Across the entries, how many lines have the string "screenshot" in them? Reply with only a number.

## [Stored data]
========

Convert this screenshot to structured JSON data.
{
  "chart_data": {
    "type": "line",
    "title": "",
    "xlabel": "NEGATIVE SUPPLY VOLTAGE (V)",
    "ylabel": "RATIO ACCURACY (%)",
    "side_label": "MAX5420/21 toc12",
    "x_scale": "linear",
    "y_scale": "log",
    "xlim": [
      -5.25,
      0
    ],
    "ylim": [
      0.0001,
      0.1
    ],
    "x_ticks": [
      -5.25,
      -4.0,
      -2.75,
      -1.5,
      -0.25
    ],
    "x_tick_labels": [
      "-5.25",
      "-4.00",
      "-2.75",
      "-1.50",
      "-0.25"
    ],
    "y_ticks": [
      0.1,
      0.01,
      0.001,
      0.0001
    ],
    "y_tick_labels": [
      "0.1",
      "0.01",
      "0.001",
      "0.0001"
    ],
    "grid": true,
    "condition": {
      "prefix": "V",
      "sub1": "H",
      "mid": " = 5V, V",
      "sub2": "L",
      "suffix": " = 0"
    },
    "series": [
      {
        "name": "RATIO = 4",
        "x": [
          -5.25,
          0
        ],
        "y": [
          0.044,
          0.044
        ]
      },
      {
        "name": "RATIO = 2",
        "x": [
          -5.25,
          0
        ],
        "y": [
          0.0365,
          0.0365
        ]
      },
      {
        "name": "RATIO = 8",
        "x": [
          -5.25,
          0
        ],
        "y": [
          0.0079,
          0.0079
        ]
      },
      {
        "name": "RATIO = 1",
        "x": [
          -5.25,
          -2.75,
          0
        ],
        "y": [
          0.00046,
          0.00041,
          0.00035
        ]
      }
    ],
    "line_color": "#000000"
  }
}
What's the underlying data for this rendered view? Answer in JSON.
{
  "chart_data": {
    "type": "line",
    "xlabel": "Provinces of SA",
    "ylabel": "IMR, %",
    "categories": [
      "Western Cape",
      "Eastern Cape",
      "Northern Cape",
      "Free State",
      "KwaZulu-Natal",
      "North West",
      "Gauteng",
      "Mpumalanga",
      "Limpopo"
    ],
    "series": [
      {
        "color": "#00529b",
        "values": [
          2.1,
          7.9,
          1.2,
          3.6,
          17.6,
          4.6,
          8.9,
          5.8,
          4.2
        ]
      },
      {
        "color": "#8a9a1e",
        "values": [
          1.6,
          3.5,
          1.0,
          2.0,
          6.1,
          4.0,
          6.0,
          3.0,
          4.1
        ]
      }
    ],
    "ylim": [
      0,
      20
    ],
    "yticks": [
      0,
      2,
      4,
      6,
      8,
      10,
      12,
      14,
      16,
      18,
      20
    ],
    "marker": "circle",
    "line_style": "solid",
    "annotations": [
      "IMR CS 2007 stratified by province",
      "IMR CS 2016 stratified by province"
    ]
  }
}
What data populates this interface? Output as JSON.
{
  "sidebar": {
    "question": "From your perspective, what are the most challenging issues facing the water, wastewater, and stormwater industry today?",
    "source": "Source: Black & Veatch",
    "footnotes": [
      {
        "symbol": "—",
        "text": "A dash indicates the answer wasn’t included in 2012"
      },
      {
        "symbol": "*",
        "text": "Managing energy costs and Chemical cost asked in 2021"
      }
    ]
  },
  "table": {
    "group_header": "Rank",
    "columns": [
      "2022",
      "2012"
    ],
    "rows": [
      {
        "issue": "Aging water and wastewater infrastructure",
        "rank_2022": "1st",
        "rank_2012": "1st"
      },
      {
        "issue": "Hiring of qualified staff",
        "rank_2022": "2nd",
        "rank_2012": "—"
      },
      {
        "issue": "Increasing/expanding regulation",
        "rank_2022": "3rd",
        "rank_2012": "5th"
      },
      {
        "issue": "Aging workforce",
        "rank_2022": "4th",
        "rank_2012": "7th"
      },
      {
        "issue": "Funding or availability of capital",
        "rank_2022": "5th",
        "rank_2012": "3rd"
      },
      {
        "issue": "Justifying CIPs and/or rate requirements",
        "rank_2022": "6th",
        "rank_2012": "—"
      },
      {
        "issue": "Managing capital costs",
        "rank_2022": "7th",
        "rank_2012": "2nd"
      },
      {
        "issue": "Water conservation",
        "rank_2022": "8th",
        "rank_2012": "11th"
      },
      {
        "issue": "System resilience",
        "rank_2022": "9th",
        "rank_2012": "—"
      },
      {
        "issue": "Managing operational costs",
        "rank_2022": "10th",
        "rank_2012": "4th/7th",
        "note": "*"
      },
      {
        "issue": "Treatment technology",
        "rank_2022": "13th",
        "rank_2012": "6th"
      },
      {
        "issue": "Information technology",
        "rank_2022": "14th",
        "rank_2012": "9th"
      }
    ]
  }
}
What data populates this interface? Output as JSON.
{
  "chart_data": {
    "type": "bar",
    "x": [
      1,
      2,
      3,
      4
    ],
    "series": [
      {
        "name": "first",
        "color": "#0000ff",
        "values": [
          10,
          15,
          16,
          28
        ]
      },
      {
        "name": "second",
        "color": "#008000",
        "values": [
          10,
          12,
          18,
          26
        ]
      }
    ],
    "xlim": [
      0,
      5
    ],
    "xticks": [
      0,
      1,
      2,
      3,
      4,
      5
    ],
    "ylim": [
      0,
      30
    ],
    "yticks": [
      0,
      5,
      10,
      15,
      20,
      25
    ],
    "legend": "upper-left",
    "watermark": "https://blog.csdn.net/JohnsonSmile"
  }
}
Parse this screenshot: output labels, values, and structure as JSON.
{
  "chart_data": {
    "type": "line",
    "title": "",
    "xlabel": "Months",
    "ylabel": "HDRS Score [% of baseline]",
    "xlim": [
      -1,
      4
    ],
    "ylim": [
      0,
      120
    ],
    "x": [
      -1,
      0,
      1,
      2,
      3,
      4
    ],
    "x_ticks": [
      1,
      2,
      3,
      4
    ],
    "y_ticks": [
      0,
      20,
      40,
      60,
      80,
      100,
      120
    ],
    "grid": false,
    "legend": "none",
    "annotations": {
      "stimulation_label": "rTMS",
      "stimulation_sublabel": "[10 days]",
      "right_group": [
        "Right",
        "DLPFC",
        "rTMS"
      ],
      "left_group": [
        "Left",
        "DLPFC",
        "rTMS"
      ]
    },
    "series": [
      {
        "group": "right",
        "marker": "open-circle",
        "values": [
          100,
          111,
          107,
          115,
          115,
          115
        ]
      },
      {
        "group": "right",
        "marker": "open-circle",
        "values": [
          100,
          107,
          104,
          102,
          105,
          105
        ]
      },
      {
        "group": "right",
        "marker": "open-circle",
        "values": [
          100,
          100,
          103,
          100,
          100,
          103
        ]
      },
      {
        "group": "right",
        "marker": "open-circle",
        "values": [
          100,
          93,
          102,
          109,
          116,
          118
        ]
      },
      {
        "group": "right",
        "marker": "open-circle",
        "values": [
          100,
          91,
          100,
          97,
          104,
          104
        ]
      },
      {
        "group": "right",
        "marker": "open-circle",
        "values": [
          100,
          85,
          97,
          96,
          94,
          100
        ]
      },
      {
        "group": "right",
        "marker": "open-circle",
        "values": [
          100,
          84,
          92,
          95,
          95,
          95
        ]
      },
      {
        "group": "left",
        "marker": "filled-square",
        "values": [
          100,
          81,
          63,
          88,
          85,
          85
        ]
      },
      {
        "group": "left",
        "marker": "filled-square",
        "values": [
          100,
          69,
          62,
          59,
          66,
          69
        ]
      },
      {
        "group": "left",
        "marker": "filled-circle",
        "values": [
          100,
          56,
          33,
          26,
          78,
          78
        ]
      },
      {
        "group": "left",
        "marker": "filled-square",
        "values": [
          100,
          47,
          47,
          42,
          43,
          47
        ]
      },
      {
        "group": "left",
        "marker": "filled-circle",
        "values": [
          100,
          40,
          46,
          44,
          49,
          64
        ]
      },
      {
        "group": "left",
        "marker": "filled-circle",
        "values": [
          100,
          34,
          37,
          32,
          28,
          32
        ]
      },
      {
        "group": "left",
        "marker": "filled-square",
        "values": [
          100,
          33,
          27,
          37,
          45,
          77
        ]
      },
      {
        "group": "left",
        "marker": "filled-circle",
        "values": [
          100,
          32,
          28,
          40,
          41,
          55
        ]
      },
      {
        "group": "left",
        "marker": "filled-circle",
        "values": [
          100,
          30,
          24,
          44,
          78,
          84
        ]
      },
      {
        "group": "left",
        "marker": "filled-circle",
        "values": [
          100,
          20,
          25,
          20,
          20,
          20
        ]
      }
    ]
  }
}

========

## [Answer to the problem]
2